With the pictures left out, copy the listing below exactly.
Start Recorded information
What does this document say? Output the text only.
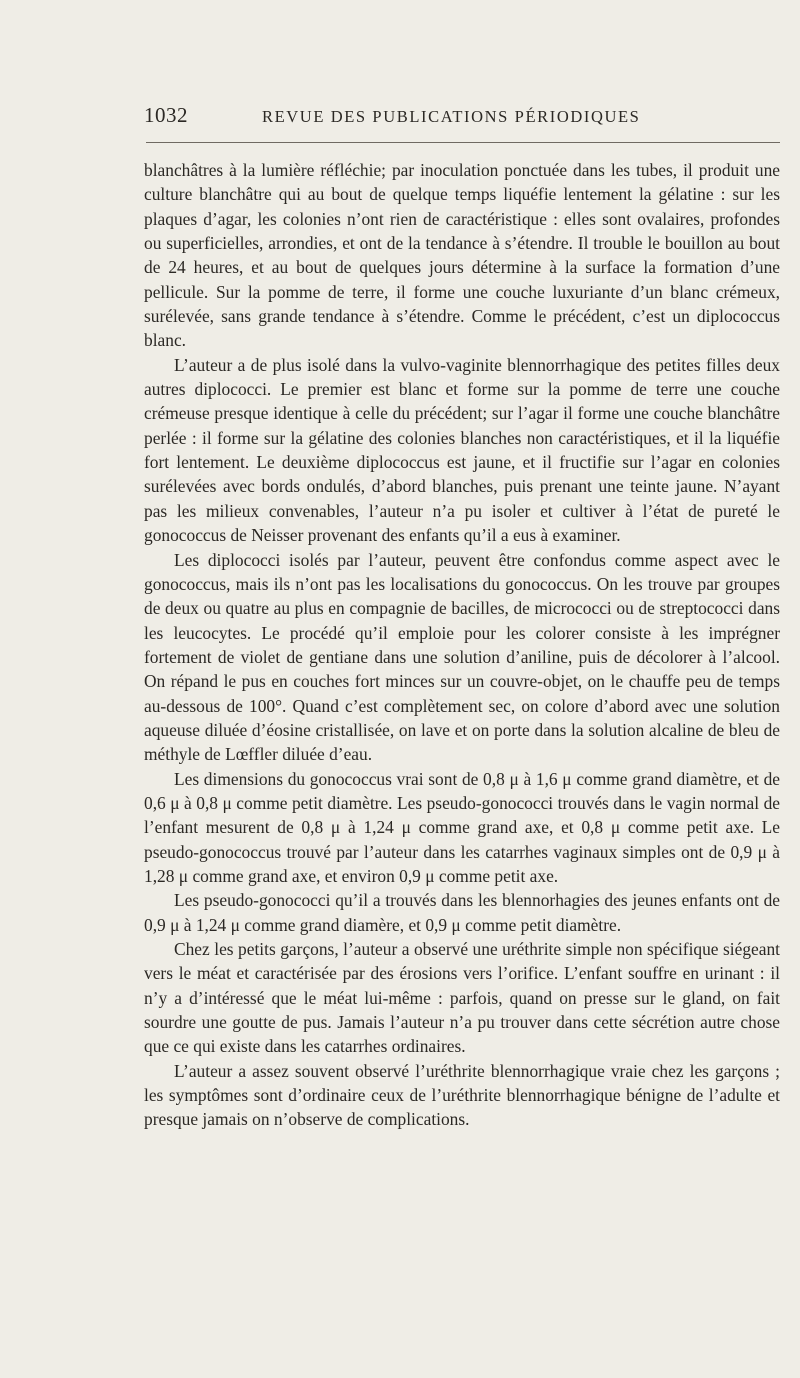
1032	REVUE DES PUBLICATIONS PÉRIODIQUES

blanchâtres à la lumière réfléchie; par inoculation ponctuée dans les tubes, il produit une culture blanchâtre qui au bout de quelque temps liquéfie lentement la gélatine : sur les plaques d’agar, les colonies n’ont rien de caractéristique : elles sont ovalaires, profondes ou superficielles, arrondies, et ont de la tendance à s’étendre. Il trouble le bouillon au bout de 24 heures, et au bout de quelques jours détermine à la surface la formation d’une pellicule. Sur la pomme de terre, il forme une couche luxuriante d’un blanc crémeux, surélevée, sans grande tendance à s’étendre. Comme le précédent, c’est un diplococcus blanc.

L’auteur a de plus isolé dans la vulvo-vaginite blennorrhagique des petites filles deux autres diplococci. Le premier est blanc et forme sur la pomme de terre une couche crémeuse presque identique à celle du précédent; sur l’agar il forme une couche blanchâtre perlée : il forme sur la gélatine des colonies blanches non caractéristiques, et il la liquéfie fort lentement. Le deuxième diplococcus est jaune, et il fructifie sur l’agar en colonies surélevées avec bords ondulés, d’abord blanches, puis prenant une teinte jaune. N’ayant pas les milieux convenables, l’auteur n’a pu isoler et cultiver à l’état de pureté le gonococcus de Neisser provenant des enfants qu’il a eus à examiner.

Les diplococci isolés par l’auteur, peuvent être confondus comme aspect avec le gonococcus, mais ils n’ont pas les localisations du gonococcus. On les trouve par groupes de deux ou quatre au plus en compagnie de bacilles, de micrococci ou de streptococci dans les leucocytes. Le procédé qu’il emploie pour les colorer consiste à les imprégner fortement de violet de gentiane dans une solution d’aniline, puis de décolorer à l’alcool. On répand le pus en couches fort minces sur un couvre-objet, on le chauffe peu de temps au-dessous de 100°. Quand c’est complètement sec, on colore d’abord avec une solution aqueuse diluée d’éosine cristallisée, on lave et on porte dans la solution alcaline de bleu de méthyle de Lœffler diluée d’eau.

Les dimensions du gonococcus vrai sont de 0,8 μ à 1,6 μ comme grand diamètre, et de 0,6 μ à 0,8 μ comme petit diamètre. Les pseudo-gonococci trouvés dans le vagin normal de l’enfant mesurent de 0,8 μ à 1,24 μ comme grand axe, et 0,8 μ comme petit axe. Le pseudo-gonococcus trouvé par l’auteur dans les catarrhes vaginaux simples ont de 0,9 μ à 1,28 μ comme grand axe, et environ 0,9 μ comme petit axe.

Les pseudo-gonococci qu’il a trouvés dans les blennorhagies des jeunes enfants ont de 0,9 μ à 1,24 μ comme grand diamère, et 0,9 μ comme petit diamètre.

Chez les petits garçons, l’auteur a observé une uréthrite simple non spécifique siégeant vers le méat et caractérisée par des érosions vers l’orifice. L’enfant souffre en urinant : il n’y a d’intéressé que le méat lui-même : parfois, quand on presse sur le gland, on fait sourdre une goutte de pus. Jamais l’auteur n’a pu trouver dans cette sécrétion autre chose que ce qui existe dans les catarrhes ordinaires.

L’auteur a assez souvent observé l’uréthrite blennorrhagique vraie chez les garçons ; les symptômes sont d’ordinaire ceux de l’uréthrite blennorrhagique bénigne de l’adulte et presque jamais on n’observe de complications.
End Recorded information
[Task output]
What does this document say? Output the text only.
1032	REVUE DES PUBLICATIONS PÉRIODIQUES

blanchâtres à la lumière réfléchie; par inoculation ponctuée dans les tubes, il produit une culture blanchâtre qui au bout de quelque temps liquéfie lentement la gélatine : sur les plaques d’agar, les colonies n’ont rien de caractéristique : elles sont ovalaires, profondes ou superficielles, arrondies, et ont de la tendance à s’étendre. Il trouble le bouillon au bout de 24 heures, et au bout de quelques jours détermine à la surface la formation d’une pellicule. Sur la pomme de terre, il forme une couche luxuriante d’un blanc crémeux, surélevée, sans grande tendance à s’étendre. Comme le précédent, c’est un diplococcus blanc.

L’auteur a de plus isolé dans la vulvo-vaginite blennorrhagique des petites filles deux autres diplococci. Le premier est blanc et forme sur la pomme de terre une couche crémeuse presque identique à celle du précédent; sur l’agar il forme une couche blanchâtre perlée : il forme sur la gélatine des colonies blanches non caractéristiques, et il la liquéfie fort lentement. Le deuxième diplococcus est jaune, et il fructifie sur l’agar en colonies surélevées avec bords ondulés, d’abord blanches, puis prenant une teinte jaune. N’ayant pas les milieux convenables, l’auteur n’a pu isoler et cultiver à l’état de pureté le gonococcus de Neisser provenant des enfants qu’il a eus à examiner.

Les diplococci isolés par l’auteur, peuvent être confondus comme aspect avec le gonococcus, mais ils n’ont pas les localisations du gonococcus. On les trouve par groupes de deux ou quatre au plus en compagnie de bacilles, de micrococci ou de streptococci dans les leucocytes. Le procédé qu’il emploie pour les colorer consiste à les imprégner fortement de violet de gentiane dans une solution d’aniline, puis de décolorer à l’alcool. On répand le pus en couches fort minces sur un couvre-objet, on le chauffe peu de temps au-dessous de 100°. Quand c’est complètement sec, on colore d’abord avec une solution aqueuse diluée d’éosine cristallisée, on lave et on porte dans la solution alcaline de bleu de méthyle de Lœffler diluée d’eau.

Les dimensions du gonococcus vrai sont de 0,8 μ à 1,6 μ comme grand diamètre, et de 0,6 μ à 0,8 μ comme petit diamètre. Les pseudo-gonococci trouvés dans le vagin normal de l’enfant mesurent de 0,8 μ à 1,24 μ comme grand axe, et 0,8 μ comme petit axe. Le pseudo-gonococcus trouvé par l’auteur dans les catarrhes vaginaux simples ont de 0,9 μ à 1,28 μ comme grand axe, et environ 0,9 μ comme petit axe.

Les pseudo-gonococci qu’il a trouvés dans les blennorhagies des jeunes enfants ont de 0,9 μ à 1,24 μ comme grand diamère, et 0,9 μ comme petit diamètre.

Chez les petits garçons, l’auteur a observé une uréthrite simple non spécifique siégeant vers le méat et caractérisée par des érosions vers l’orifice. L’enfant souffre en urinant : il n’y a d’intéressé que le méat lui-même : parfois, quand on presse sur le gland, on fait sourdre une goutte de pus. Jamais l’auteur n’a pu trouver dans cette sécrétion autre chose que ce qui existe dans les catarrhes ordinaires.

L’auteur a assez souvent observé l’uréthrite blennorrhagique vraie chez les garçons ; les symptômes sont d’ordinaire ceux de l’uréthrite blennorrhagique bénigne de l’adulte et presque jamais on n’observe de complications.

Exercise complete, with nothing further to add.